Exercise goal =>
Repeat the records in full and exactly, omitting pictures.

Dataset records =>
--*--

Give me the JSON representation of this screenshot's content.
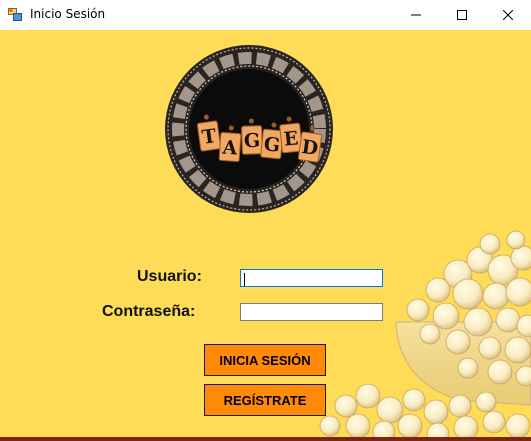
{
  "window": {
    "title": "Inicio Sesión",
    "icon": "winforms-app-icon",
    "controls": [
      "minimize-icon",
      "maximize-icon",
      "close-icon"
    ]
  },
  "logo": {
    "letters": [
      "T",
      "A",
      "G",
      "G",
      "E",
      "D"
    ],
    "icon": "film-reel-logo"
  },
  "form": {
    "username_label": "Usuario:",
    "username_value": "",
    "password_label": "Contraseña:",
    "password_value": ""
  },
  "buttons": {
    "login_label": "INICIA SESIÓN",
    "register_label": "REGÍSTRATE"
  },
  "decor": {
    "image": "popcorn-bowl"
  },
  "colors": {
    "background": "#fedc58",
    "button": "#ff8a08",
    "reel_outer": "#2a2420",
    "reel_inner": "#0b0b0b",
    "tag": "#f2a865"
  }
}
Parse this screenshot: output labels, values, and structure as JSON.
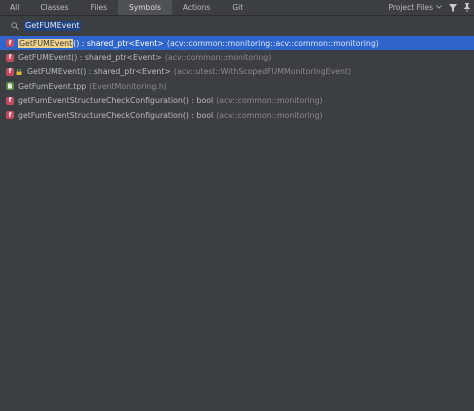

--*--

Written answer =>
Give me the JSON representation of this screenshot's content.
{
  "window": {
    "title": "Inicio Sesión",
    "icon": "winforms-app-icon",
    "controls": [
      "minimize-icon",
      "maximize-icon",
      "close-icon"
    ]
  },
  "logo": {
    "letters": [
      "T",
      "A",
      "G",
      "G",
      "E",
      "D"
    ],
    "icon": "film-reel-logo"
  },
  "form": {
    "username_label": "Usuario:",
    "username_value": "",
    "password_label": "Contraseña:",
    "password_value": ""
  },
  "buttons": {
    "login_label": "INICIA SESIÓN",
    "register_label": "REGÍSTRATE"
  },
  "decor": {
    "image": "popcorn-bowl"
  },
  "colors": {
    "background": "#fedc58",
    "button": "#ff8a08",
    "reel_outer": "#2a2420",
    "reel_inner": "#0b0b0b",
    "tag": "#f2a865"
  }
}
Parse this screenshot: output labels, values, and structure as JSON.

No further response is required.